[RECORDS FOR THIS TASK]:
• • • •

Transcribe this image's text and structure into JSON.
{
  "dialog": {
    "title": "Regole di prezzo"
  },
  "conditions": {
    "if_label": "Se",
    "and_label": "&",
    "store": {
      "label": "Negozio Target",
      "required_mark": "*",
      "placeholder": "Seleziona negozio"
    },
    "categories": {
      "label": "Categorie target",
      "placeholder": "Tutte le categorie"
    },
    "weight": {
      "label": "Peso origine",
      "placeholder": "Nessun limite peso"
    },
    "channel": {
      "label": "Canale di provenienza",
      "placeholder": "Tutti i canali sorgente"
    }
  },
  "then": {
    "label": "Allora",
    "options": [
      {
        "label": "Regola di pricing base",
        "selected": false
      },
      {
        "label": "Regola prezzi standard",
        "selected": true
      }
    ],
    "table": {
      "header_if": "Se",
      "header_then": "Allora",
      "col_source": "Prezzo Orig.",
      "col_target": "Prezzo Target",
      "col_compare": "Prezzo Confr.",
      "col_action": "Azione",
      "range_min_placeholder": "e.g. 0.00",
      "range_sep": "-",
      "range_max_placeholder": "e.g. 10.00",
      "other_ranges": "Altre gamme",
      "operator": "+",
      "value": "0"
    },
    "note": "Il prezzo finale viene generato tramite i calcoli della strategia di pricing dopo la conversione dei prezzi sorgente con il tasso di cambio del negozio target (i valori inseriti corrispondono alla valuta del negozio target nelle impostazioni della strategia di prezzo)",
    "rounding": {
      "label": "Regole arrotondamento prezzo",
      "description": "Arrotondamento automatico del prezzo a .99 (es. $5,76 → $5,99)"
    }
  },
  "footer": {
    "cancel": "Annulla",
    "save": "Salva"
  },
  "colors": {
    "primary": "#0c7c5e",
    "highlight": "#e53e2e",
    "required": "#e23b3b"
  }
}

• • • •

[TASK TO COMPLETE]: Reproduce the whole listing word for word.

[CORRECT ANSWER]:
Transcribe this image's text and structure into JSON.
{
  "dialog": {
    "title": "Regole di prezzo"
  },
  "conditions": {
    "if_label": "Se",
    "and_label": "&",
    "store": {
      "label": "Negozio Target",
      "required_mark": "*",
      "placeholder": "Seleziona negozio"
    },
    "categories": {
      "label": "Categorie target",
      "placeholder": "Tutte le categorie"
    },
    "weight": {
      "label": "Peso origine",
      "placeholder": "Nessun limite peso"
    },
    "channel": {
      "label": "Canale di provenienza",
      "placeholder": "Tutti i canali sorgente"
    }
  },
  "then": {
    "label": "Allora",
    "options": [
      {
        "label": "Regola di pricing base",
        "selected": false
      },
      {
        "label": "Regola prezzi standard",
        "selected": true
      }
    ],
    "table": {
      "header_if": "Se",
      "header_then": "Allora",
      "col_source": "Prezzo Orig.",
      "col_target": "Prezzo Target",
      "col_compare": "Prezzo Confr.",
      "col_action": "Azione",
      "range_min_placeholder": "e.g. 0.00",
      "range_sep": "-",
      "range_max_placeholder": "e.g. 10.00",
      "other_ranges": "Altre gamme",
      "operator": "+",
      "value": "0"
    },
    "note": "Il prezzo finale viene generato tramite i calcoli della strategia di pricing dopo la conversione dei prezzi sorgente con il tasso di cambio del negozio target (i valori inseriti corrispondono alla valuta del negozio target nelle impostazioni della strategia di prezzo)",
    "rounding": {
      "label": "Regole arrotondamento prezzo",
      "description": "Arrotondamento automatico del prezzo a .99 (es. $5,76 → $5,99)"
    }
  },
  "footer": {
    "cancel": "Annulla",
    "save": "Salva"
  },
  "colors": {
    "primary": "#0c7c5e",
    "highlight": "#e53e2e",
    "required": "#e23b3b"
  }
}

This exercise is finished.